Without the pictures, copy the entries below word for word.

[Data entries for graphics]
======

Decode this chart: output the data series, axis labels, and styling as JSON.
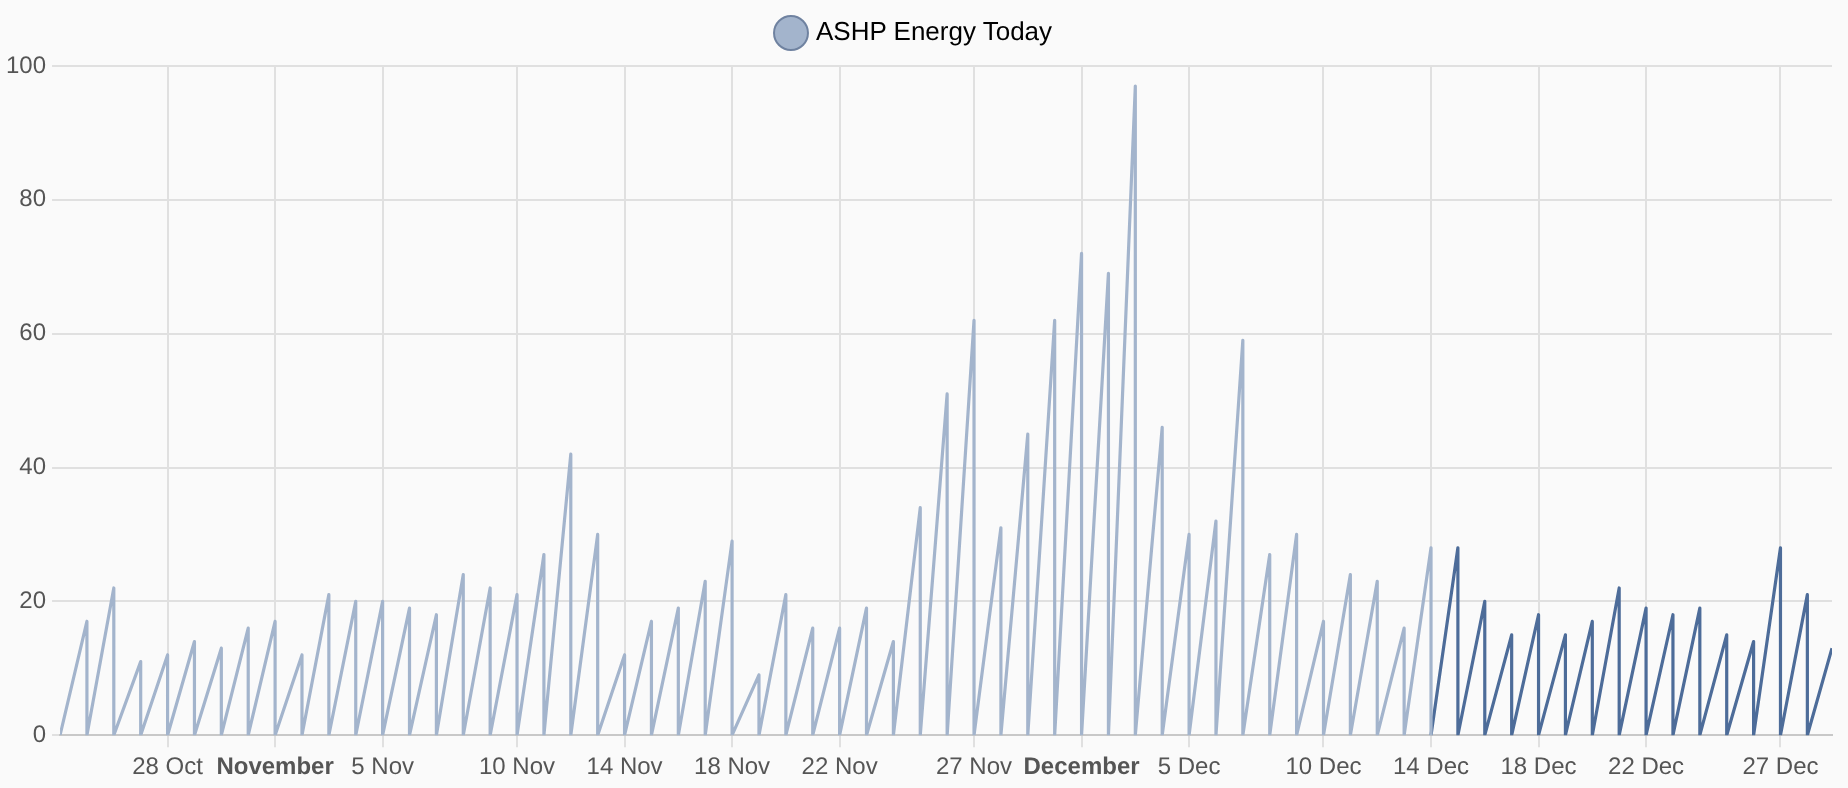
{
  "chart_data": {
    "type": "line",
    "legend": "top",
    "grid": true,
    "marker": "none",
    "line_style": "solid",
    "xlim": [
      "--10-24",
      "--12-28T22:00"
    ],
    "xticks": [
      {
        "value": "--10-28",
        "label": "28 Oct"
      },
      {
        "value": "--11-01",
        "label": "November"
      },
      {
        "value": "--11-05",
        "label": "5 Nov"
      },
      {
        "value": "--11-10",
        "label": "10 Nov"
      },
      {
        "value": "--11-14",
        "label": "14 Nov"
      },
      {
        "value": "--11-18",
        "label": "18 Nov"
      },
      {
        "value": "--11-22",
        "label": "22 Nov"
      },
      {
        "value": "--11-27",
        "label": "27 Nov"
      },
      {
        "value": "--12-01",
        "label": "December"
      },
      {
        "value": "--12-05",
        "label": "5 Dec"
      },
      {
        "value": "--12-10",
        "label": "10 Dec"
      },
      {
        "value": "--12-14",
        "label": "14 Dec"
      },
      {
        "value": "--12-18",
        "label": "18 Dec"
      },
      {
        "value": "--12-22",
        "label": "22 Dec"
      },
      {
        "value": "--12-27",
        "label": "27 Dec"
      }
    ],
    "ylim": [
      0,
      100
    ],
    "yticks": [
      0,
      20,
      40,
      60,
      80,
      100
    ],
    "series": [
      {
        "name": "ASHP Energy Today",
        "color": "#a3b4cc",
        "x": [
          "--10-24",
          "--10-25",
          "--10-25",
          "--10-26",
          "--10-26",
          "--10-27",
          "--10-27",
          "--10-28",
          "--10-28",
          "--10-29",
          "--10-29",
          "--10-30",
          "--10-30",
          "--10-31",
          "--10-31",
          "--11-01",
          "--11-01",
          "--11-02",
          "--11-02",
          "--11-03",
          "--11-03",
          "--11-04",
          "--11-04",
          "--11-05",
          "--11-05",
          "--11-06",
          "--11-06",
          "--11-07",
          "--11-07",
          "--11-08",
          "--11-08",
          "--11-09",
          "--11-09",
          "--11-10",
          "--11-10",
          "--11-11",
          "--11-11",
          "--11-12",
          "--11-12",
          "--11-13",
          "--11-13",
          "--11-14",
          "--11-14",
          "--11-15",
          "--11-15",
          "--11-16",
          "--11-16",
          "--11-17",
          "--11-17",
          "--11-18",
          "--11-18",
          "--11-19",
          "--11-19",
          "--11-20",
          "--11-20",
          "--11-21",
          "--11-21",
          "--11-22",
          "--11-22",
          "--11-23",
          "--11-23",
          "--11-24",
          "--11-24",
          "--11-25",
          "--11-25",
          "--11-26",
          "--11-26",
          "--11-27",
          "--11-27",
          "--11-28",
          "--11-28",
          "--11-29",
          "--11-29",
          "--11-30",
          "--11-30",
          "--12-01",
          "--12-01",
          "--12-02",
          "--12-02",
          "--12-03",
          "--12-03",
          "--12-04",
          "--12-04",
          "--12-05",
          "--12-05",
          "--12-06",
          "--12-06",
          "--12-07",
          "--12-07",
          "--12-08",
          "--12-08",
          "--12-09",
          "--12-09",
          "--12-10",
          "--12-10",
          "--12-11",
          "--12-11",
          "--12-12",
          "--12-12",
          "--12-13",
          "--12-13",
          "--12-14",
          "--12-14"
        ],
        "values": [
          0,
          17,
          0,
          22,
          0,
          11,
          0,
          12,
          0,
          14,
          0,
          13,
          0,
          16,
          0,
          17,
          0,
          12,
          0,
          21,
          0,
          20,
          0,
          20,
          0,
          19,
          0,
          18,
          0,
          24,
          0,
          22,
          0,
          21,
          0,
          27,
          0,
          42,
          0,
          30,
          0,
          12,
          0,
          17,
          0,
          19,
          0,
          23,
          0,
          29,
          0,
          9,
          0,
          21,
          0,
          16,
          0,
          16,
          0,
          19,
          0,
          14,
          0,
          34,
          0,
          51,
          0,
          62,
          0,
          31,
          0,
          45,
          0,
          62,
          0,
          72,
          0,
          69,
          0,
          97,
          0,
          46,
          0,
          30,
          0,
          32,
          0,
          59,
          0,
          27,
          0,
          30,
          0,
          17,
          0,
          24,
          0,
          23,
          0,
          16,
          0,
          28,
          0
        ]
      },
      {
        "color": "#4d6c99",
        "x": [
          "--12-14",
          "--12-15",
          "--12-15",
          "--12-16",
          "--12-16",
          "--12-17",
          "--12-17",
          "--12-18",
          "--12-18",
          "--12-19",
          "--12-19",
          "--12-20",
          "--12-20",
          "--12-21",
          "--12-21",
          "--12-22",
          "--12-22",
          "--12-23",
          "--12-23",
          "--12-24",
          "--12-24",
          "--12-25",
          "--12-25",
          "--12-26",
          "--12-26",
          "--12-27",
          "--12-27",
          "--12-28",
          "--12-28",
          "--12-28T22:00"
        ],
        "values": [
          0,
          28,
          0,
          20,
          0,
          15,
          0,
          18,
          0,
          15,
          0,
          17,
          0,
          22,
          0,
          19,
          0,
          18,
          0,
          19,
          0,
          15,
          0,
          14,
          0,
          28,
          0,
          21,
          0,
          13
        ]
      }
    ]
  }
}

======

- CORRECT RESULT
Decode this chart: output the data series, axis labels, and styling as JSON.
{
  "chart_data": {
    "type": "line",
    "legend": "top",
    "grid": true,
    "marker": "none",
    "line_style": "solid",
    "xlim": [
      "--10-24",
      "--12-28T22:00"
    ],
    "xticks": [
      {
        "value": "--10-28",
        "label": "28 Oct"
      },
      {
        "value": "--11-01",
        "label": "November"
      },
      {
        "value": "--11-05",
        "label": "5 Nov"
      },
      {
        "value": "--11-10",
        "label": "10 Nov"
      },
      {
        "value": "--11-14",
        "label": "14 Nov"
      },
      {
        "value": "--11-18",
        "label": "18 Nov"
      },
      {
        "value": "--11-22",
        "label": "22 Nov"
      },
      {
        "value": "--11-27",
        "label": "27 Nov"
      },
      {
        "value": "--12-01",
        "label": "December"
      },
      {
        "value": "--12-05",
        "label": "5 Dec"
      },
      {
        "value": "--12-10",
        "label": "10 Dec"
      },
      {
        "value": "--12-14",
        "label": "14 Dec"
      },
      {
        "value": "--12-18",
        "label": "18 Dec"
      },
      {
        "value": "--12-22",
        "label": "22 Dec"
      },
      {
        "value": "--12-27",
        "label": "27 Dec"
      }
    ],
    "ylim": [
      0,
      100
    ],
    "yticks": [
      0,
      20,
      40,
      60,
      80,
      100
    ],
    "series": [
      {
        "name": "ASHP Energy Today",
        "color": "#a3b4cc",
        "x": [
          "--10-24",
          "--10-25",
          "--10-25",
          "--10-26",
          "--10-26",
          "--10-27",
          "--10-27",
          "--10-28",
          "--10-28",
          "--10-29",
          "--10-29",
          "--10-30",
          "--10-30",
          "--10-31",
          "--10-31",
          "--11-01",
          "--11-01",
          "--11-02",
          "--11-02",
          "--11-03",
          "--11-03",
          "--11-04",
          "--11-04",
          "--11-05",
          "--11-05",
          "--11-06",
          "--11-06",
          "--11-07",
          "--11-07",
          "--11-08",
          "--11-08",
          "--11-09",
          "--11-09",
          "--11-10",
          "--11-10",
          "--11-11",
          "--11-11",
          "--11-12",
          "--11-12",
          "--11-13",
          "--11-13",
          "--11-14",
          "--11-14",
          "--11-15",
          "--11-15",
          "--11-16",
          "--11-16",
          "--11-17",
          "--11-17",
          "--11-18",
          "--11-18",
          "--11-19",
          "--11-19",
          "--11-20",
          "--11-20",
          "--11-21",
          "--11-21",
          "--11-22",
          "--11-22",
          "--11-23",
          "--11-23",
          "--11-24",
          "--11-24",
          "--11-25",
          "--11-25",
          "--11-26",
          "--11-26",
          "--11-27",
          "--11-27",
          "--11-28",
          "--11-28",
          "--11-29",
          "--11-29",
          "--11-30",
          "--11-30",
          "--12-01",
          "--12-01",
          "--12-02",
          "--12-02",
          "--12-03",
          "--12-03",
          "--12-04",
          "--12-04",
          "--12-05",
          "--12-05",
          "--12-06",
          "--12-06",
          "--12-07",
          "--12-07",
          "--12-08",
          "--12-08",
          "--12-09",
          "--12-09",
          "--12-10",
          "--12-10",
          "--12-11",
          "--12-11",
          "--12-12",
          "--12-12",
          "--12-13",
          "--12-13",
          "--12-14",
          "--12-14"
        ],
        "values": [
          0,
          17,
          0,
          22,
          0,
          11,
          0,
          12,
          0,
          14,
          0,
          13,
          0,
          16,
          0,
          17,
          0,
          12,
          0,
          21,
          0,
          20,
          0,
          20,
          0,
          19,
          0,
          18,
          0,
          24,
          0,
          22,
          0,
          21,
          0,
          27,
          0,
          42,
          0,
          30,
          0,
          12,
          0,
          17,
          0,
          19,
          0,
          23,
          0,
          29,
          0,
          9,
          0,
          21,
          0,
          16,
          0,
          16,
          0,
          19,
          0,
          14,
          0,
          34,
          0,
          51,
          0,
          62,
          0,
          31,
          0,
          45,
          0,
          62,
          0,
          72,
          0,
          69,
          0,
          97,
          0,
          46,
          0,
          30,
          0,
          32,
          0,
          59,
          0,
          27,
          0,
          30,
          0,
          17,
          0,
          24,
          0,
          23,
          0,
          16,
          0,
          28,
          0
        ]
      },
      {
        "color": "#4d6c99",
        "x": [
          "--12-14",
          "--12-15",
          "--12-15",
          "--12-16",
          "--12-16",
          "--12-17",
          "--12-17",
          "--12-18",
          "--12-18",
          "--12-19",
          "--12-19",
          "--12-20",
          "--12-20",
          "--12-21",
          "--12-21",
          "--12-22",
          "--12-22",
          "--12-23",
          "--12-23",
          "--12-24",
          "--12-24",
          "--12-25",
          "--12-25",
          "--12-26",
          "--12-26",
          "--12-27",
          "--12-27",
          "--12-28",
          "--12-28",
          "--12-28T22:00"
        ],
        "values": [
          0,
          28,
          0,
          20,
          0,
          15,
          0,
          18,
          0,
          15,
          0,
          17,
          0,
          22,
          0,
          19,
          0,
          18,
          0,
          19,
          0,
          15,
          0,
          14,
          0,
          28,
          0,
          21,
          0,
          13
        ]
      }
    ]
  }
}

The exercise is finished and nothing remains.